**Data for this task:**
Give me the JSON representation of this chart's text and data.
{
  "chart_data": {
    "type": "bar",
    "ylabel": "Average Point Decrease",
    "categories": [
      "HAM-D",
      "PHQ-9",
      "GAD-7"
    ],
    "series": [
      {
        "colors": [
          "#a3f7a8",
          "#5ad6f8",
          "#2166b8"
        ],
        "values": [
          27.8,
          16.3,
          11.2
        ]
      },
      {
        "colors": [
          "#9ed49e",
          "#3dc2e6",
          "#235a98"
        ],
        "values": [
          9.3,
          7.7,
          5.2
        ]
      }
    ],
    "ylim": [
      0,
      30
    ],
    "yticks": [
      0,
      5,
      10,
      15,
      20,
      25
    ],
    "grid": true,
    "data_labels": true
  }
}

**Set problem:** Each record above should be output again exactly.

**Exercise solution:**
Give me the JSON representation of this chart's text and data.
{
  "chart_data": {
    "type": "bar",
    "ylabel": "Average Point Decrease",
    "categories": [
      "HAM-D",
      "PHQ-9",
      "GAD-7"
    ],
    "series": [
      {
        "colors": [
          "#a3f7a8",
          "#5ad6f8",
          "#2166b8"
        ],
        "values": [
          27.8,
          16.3,
          11.2
        ]
      },
      {
        "colors": [
          "#9ed49e",
          "#3dc2e6",
          "#235a98"
        ],
        "values": [
          9.3,
          7.7,
          5.2
        ]
      }
    ],
    "ylim": [
      0,
      30
    ],
    "yticks": [
      0,
      5,
      10,
      15,
      20,
      25
    ],
    "grid": true,
    "data_labels": true
  }
}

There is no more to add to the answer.